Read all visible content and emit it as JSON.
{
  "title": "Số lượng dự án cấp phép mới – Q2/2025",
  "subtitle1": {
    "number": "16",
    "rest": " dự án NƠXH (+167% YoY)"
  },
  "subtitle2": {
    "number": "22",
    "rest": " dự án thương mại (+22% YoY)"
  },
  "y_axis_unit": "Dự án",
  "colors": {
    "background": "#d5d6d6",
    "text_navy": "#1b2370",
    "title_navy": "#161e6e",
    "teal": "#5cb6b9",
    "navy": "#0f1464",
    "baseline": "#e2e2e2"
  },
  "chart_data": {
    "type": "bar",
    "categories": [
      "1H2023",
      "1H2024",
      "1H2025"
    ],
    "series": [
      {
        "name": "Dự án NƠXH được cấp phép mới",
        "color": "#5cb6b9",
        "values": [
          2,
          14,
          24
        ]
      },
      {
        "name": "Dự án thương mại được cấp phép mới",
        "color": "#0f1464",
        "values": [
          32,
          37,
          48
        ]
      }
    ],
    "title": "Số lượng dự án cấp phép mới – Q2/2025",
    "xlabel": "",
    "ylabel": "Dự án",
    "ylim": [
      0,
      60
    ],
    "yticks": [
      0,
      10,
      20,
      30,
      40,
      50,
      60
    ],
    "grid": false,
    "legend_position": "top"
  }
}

::::

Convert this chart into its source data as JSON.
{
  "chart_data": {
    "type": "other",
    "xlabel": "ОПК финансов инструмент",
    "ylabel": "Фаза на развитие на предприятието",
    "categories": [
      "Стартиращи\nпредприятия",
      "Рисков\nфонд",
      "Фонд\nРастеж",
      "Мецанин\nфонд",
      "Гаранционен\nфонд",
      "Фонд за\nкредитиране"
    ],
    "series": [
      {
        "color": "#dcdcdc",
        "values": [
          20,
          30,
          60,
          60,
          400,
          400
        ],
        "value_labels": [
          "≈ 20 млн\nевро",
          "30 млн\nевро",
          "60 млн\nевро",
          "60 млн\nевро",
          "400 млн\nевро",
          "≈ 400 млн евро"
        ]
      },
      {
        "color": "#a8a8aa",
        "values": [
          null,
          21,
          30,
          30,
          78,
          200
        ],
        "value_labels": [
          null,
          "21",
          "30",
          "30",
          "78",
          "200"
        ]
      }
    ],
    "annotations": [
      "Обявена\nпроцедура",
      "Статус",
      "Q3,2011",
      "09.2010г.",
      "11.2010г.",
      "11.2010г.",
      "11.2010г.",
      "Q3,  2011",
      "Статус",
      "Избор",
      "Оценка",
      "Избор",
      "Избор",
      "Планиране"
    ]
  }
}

::::

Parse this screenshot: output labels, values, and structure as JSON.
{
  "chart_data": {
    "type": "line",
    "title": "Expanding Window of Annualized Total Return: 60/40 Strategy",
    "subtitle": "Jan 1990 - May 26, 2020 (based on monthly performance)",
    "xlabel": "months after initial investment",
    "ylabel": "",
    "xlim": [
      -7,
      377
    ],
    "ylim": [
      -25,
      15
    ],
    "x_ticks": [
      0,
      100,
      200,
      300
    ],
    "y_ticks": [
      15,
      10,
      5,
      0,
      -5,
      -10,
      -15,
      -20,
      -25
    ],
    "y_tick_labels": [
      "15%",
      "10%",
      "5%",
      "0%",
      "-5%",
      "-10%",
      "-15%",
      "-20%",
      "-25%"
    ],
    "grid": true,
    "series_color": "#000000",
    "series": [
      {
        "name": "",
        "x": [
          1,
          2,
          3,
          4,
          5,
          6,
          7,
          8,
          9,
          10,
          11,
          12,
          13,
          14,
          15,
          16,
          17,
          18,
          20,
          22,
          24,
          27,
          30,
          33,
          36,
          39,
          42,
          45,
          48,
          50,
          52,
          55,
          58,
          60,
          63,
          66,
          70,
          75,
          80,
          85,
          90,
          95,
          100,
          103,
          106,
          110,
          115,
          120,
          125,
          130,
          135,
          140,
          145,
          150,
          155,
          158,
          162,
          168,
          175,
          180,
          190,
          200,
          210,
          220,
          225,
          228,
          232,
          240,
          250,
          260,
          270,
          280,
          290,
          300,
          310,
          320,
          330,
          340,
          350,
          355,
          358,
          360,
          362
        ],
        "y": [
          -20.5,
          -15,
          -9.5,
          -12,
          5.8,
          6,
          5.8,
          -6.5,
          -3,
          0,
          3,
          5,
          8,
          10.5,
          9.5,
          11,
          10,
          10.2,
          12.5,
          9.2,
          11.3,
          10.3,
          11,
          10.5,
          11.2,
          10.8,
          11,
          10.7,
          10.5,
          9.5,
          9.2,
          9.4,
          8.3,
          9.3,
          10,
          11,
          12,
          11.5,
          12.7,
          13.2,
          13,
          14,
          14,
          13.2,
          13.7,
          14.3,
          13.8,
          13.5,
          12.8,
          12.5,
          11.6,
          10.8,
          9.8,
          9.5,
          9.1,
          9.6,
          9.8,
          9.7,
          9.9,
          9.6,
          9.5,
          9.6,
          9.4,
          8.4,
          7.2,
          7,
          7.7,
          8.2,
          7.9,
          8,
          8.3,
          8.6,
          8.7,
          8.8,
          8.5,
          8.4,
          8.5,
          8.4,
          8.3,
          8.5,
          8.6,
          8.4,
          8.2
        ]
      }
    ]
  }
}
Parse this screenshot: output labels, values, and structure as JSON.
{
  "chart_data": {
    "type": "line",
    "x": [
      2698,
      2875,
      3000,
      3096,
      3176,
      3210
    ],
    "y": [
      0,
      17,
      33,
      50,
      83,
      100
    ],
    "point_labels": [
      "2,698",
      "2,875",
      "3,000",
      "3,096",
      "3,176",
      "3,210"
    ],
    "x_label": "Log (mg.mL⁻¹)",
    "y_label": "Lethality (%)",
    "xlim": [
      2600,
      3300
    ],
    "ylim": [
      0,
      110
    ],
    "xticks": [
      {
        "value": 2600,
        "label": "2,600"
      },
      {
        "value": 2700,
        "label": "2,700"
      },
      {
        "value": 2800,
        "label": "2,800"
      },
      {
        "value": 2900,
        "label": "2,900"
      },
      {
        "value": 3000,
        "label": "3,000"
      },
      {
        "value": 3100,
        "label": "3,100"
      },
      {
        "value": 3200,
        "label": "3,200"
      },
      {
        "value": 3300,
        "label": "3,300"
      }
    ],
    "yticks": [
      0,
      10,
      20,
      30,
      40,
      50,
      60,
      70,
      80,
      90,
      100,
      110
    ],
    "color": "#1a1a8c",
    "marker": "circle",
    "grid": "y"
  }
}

::::

- [Exercise description] Filter the entries down to the lines with the word "NƠXH" in them.

- [Correct result]
    "rest": " dự án NƠXH (+167% YoY)"
        "name": "Dự án NƠXH được cấp phép mới",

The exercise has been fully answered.